===== PAGE TEXT =====
Below, the principles of their alpha3 data model (http://
www.openannotation.org/spec/alpha3/). Some of the more interesting
points:

- allows for multimedia annotations (and annotations of multimedia)
- everything (annotation, body of annotation, target(s)) resolves to
an HTTP URI
- fragments (ie sentences, etc) are identified using fragment URIs,
with different systems for different target data types (xhtml, pdf,
xml, etc)
- talks about dealing with offline resources - I don't quite get that
part...offline resources have a urn:UUID which servers can then
resolve to an HTTP URI. The documentation on this point is not yet
fully released. But it sounds like to could be consistent with the
urn:UUID scheme for epub metadata.

- - - cuts and pastes - - -

2. OAC Guiding Principles

1. The OAC effort focuses on interoperability for annotations across
clients, services and collections. It does not in any way prescribe
client user interface, nor internal client architecture.

2. The focus is on sharing annotations for scholarly purposes.
However, in order to maximize the likelihood of adoption, care will be
taken to make the interoperability framework readily applicable in
other domains.

3. In alignment with the prevailing view, an Annotation is a document
containing references to the Body and Target, which the Body is
somehow about.

4. Contrary to the prevailing view, in which the Body is textual,
Annotations must allow for both Body and Target of any media type.

5. Contrary to the prevailing view, in which the author of the
Annotation and the author of the Body are the same, the Annotation,
Body, and Target can have different authorship.
===== DATA LISTING =====
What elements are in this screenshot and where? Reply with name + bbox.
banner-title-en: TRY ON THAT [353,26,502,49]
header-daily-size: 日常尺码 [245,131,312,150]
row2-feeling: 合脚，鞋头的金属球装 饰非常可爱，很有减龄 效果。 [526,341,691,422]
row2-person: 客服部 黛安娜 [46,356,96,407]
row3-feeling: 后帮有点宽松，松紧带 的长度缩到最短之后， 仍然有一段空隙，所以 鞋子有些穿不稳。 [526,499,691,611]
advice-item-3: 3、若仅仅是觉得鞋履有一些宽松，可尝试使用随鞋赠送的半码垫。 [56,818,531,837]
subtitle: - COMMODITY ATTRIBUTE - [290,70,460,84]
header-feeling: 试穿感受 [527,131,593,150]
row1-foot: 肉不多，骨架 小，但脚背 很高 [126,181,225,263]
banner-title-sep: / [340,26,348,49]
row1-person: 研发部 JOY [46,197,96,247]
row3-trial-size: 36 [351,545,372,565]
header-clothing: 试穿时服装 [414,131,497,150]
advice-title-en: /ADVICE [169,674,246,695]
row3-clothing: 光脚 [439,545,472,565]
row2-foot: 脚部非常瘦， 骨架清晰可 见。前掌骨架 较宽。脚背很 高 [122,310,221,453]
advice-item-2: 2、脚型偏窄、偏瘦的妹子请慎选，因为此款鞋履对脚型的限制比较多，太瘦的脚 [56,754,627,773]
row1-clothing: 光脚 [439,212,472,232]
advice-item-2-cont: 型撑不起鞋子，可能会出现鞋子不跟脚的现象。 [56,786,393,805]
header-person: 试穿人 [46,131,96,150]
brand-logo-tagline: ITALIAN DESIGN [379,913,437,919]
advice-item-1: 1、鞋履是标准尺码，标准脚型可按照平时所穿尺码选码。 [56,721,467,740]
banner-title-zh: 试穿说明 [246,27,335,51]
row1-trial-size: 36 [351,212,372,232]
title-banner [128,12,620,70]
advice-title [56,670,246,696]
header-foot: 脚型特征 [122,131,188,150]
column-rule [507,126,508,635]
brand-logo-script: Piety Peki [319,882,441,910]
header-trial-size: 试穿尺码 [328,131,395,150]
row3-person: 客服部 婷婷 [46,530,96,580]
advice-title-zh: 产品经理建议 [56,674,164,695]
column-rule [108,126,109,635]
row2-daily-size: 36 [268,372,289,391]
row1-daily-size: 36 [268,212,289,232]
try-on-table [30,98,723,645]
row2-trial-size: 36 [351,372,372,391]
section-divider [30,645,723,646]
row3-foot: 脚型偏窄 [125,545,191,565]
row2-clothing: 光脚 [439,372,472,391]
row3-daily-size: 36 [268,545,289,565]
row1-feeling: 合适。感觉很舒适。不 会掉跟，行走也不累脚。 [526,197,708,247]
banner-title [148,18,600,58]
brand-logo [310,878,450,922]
=====
Write out the annotation data model notes word for word, from start to finish.

Below, the principles of their alpha3 data model (http://
www.openannotation.org/spec/alpha3/). Some of the more interesting
points:

- allows for multimedia annotations (and annotations of multimedia)
- everything (annotation, body of annotation, target(s)) resolves to
an HTTP URI
- fragments (ie sentences, etc) are identified using fragment URIs,
with different systems for different target data types (xhtml, pdf,
xml, etc)
- talks about dealing with offline resources - I don't quite get that
part...offline resources have a urn:UUID which servers can then
resolve to an HTTP URI. The documentation on this point is not yet
fully released. But it sounds like to could be consistent with the
urn:UUID scheme for epub metadata.

- - - cuts and pastes - - -

2. OAC Guiding Principles

1. The OAC effort focuses on interoperability for annotations across
clients, services and collections. It does not in any way prescribe
client user interface, nor internal client architecture.

2. The focus is on sharing annotations for scholarly purposes.
However, in order to maximize the likelihood of adoption, care will be
taken to make the interoperability framework readily applicable in
other domains.

3. In alignment with the prevailing view, an Annotation is a document
containing references to the Body and Target, which the Body is
somehow about.

4. Contrary to the prevailing view, in which the Body is textual,
Annotations must allow for both Body and Target of any media type.

5. Contrary to the prevailing view, in which the author of the
Annotation and the author of the Body are the same, the Annotation,
Body, and Target can have different authorship.